Directive: Read through the data and count the lines that contain the string "post"; give only the result.
** START **
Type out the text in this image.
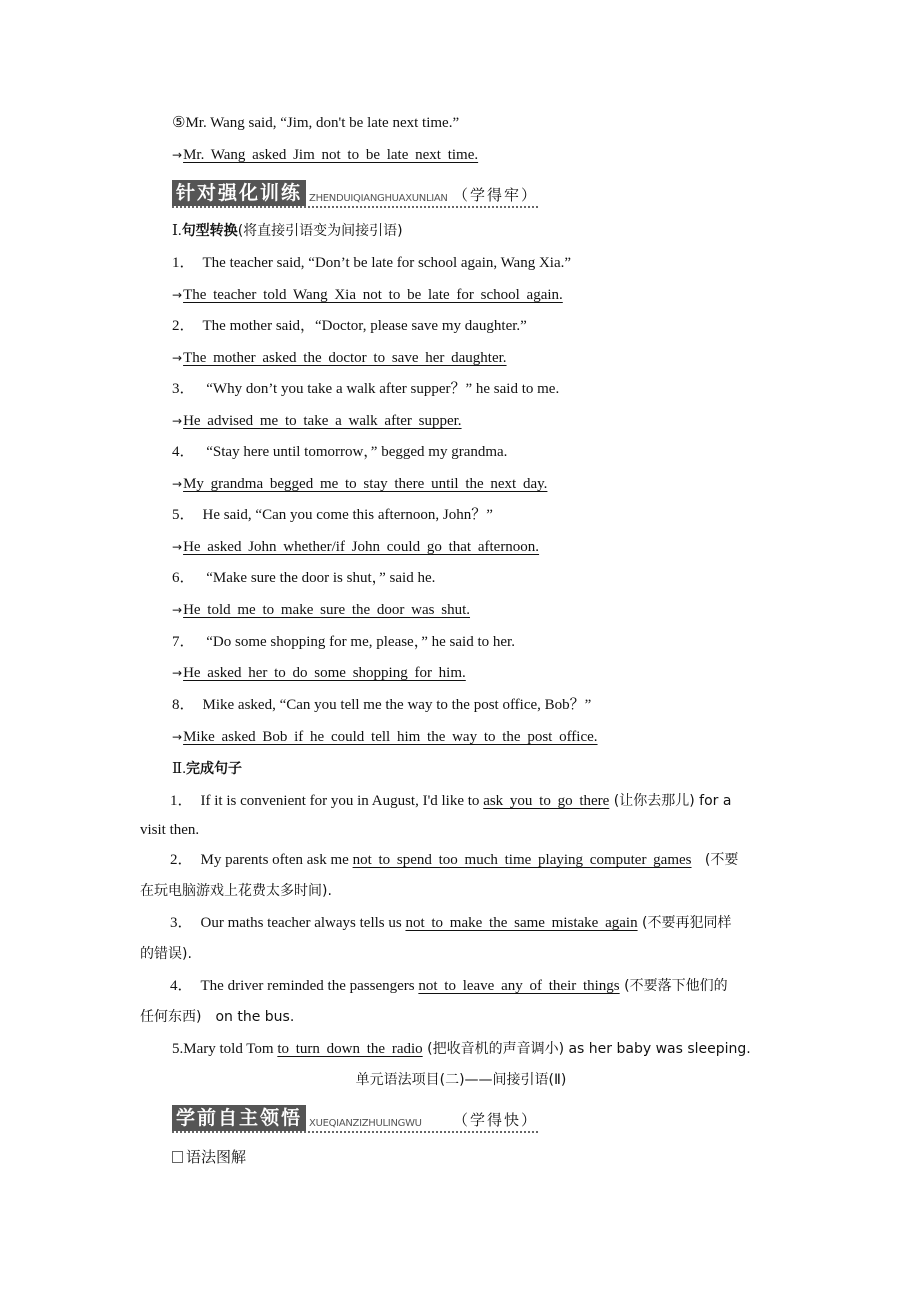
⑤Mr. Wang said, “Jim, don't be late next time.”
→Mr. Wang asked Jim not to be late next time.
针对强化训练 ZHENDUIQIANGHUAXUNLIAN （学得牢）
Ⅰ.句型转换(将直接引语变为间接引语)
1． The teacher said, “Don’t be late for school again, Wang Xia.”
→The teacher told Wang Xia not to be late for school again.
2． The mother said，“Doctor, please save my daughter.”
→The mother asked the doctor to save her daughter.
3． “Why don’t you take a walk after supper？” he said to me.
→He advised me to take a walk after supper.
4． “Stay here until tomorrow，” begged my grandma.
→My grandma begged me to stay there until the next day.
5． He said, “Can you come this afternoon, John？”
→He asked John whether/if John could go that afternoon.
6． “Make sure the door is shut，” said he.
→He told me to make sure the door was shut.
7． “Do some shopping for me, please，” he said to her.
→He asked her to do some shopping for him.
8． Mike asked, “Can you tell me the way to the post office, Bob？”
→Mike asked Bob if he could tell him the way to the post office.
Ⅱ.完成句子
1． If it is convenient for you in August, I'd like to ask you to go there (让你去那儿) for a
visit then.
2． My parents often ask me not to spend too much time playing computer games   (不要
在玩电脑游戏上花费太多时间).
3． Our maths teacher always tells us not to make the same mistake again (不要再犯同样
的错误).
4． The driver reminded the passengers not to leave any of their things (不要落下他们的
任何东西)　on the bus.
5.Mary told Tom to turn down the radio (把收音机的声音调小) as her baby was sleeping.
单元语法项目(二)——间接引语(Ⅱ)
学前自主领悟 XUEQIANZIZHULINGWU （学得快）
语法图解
** END **
Exercise result: 2